> Given request 1:
In the forum thread on breeding mini goats, what breed does littleflower already raise?
> Given request 2:
List every breeding cross that KW Farms proposes in the forum thread on breeding mini goats, along with the result given for each.

> Document excerpt:
[start]
# how to "make" a mini



## littleflower (Mar 24, 2011)

I've been giving serious thought to perhaps starting a mini herd (just don't tell my husband!). We raise Nigerian dwarfs now + would continue to do so, but I've just been toying with this mini idea. I'm just a little unclear of the process...

Ok, so say I have a standard size, registered alpine doe. I breed her to a registered nigerian dwarf buck and get a first generation mini alpine doe(experimental). Now this is where I'm a little confused...when it's time to breed this mini alpine, do I breed her to another nigerian dwarf or do I need to breed her to a mini alpine buck? And if the answer is to breed her to a nigerian, how do you manage the correct coloring? Then I continue this for 6 generations?

I know this is long and confusing, but any help would be appreciated!


----------



## KW Farms (Jun 21, 2008)

What breed registry? I am no expert at this, but what you would want to try and do is breed...

Alpine x Nigerian = Mini Alpine (going to be larger than a nigerian)
Mini Alpine x Mini Alpine = Mini Alpine, (still going to be larger than a nigerian)
Or you could go...
Mini Alpine x Nigerian = 1/4 alpine and 3/4 nigerian (this would bring the height down if wanted)
[end]
> Items:
[start]
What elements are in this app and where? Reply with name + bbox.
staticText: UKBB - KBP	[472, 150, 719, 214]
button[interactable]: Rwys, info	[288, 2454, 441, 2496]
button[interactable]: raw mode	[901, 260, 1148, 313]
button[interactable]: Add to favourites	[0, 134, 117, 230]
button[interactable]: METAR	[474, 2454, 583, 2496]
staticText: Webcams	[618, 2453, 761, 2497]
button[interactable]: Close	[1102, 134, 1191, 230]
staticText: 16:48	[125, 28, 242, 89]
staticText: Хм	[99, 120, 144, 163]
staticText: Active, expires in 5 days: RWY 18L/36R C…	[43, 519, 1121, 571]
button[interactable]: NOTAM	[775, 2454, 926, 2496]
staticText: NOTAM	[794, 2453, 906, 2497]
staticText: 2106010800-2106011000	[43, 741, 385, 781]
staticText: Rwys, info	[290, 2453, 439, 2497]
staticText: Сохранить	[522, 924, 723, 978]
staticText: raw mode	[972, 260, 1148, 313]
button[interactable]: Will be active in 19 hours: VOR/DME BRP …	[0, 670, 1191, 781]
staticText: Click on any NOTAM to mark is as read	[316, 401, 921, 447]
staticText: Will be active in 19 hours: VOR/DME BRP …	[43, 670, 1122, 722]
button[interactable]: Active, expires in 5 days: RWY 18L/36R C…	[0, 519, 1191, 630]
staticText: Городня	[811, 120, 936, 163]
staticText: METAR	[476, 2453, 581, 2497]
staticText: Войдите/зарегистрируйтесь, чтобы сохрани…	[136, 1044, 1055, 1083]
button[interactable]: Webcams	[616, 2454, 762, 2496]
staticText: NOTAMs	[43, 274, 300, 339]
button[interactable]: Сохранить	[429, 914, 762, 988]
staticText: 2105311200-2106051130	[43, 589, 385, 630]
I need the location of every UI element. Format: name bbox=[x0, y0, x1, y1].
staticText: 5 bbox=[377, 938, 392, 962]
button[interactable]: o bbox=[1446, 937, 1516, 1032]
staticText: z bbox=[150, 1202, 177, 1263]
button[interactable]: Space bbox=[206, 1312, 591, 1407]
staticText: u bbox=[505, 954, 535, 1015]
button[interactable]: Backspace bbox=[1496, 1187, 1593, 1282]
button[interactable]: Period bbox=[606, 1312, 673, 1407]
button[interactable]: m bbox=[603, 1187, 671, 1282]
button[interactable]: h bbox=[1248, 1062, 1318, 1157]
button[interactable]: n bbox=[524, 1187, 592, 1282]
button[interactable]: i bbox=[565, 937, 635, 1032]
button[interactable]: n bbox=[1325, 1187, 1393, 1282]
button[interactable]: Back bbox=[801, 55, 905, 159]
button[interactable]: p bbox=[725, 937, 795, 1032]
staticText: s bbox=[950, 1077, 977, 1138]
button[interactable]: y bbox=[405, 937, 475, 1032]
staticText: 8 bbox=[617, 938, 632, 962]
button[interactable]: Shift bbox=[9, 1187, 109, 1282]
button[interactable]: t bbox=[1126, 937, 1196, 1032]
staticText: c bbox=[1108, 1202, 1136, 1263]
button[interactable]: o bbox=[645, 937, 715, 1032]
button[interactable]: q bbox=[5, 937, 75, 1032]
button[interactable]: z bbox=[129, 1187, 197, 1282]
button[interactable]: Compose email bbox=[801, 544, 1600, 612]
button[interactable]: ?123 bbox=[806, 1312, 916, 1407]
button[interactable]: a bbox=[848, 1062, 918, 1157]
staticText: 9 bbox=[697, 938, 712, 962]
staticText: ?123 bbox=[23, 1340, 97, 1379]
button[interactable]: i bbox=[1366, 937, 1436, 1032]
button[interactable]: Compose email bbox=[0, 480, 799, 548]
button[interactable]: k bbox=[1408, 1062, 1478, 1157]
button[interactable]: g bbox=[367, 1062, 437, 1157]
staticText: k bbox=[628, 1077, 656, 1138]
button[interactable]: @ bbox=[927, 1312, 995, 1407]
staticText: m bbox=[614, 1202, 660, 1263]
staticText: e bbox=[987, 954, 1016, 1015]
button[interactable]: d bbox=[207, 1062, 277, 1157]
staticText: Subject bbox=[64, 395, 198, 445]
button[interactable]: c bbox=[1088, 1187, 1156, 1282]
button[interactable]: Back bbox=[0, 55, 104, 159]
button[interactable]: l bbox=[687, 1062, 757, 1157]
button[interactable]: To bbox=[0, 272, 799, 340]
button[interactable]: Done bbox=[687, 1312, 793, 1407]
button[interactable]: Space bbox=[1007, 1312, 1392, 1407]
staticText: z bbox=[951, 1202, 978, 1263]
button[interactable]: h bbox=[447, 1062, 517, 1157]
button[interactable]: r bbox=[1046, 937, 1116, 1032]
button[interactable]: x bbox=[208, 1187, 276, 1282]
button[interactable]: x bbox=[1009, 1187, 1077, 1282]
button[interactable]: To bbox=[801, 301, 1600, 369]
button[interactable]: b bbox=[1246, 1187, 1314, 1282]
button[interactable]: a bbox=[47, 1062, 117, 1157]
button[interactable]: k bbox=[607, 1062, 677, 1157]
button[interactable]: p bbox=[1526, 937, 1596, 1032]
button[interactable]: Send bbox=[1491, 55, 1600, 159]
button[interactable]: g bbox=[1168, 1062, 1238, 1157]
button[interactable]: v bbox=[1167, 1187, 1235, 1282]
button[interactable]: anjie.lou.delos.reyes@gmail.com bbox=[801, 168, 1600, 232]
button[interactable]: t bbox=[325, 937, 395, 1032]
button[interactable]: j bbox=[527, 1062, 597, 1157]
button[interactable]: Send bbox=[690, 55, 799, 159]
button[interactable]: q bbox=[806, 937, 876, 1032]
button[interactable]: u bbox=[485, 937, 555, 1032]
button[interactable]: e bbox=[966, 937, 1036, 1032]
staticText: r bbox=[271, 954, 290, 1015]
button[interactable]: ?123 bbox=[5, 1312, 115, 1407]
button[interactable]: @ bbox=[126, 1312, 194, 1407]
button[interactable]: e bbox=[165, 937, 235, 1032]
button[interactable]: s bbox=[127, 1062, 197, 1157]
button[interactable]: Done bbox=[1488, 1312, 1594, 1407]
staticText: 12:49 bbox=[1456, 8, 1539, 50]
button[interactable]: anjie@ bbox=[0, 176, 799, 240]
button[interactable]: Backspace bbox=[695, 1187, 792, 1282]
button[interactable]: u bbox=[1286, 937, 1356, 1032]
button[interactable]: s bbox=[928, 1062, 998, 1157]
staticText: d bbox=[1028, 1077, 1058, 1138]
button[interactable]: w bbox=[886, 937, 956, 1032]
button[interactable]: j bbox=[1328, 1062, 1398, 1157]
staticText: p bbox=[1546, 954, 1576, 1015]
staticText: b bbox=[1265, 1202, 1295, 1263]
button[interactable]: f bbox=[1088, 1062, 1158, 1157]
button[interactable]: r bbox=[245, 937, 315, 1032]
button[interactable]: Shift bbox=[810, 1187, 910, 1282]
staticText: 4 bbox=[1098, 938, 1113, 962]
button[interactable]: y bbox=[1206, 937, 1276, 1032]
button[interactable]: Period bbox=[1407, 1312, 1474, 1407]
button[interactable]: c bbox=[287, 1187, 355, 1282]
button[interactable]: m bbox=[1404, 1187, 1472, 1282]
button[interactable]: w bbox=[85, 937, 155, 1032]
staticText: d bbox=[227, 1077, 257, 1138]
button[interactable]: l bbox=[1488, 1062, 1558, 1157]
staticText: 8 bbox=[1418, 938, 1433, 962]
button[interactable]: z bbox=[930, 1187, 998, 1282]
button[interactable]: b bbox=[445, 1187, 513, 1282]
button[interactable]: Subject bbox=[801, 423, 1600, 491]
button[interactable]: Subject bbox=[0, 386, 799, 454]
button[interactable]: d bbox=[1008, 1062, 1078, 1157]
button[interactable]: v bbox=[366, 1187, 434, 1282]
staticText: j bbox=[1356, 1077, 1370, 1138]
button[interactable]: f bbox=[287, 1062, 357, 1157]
[end]
> Written solution 1:
Nigerian dwarfs

> Written solution 2:
- Alpine x Nigerian: Mini Alpine (larger than a Nigerian)
- Mini Alpine x Mini Alpine: Mini Alpine (still larger than a Nigerian)
- Mini Alpine x Nigerian: 1/4 Alpine and 3/4 Nigerian (this would bring the height down)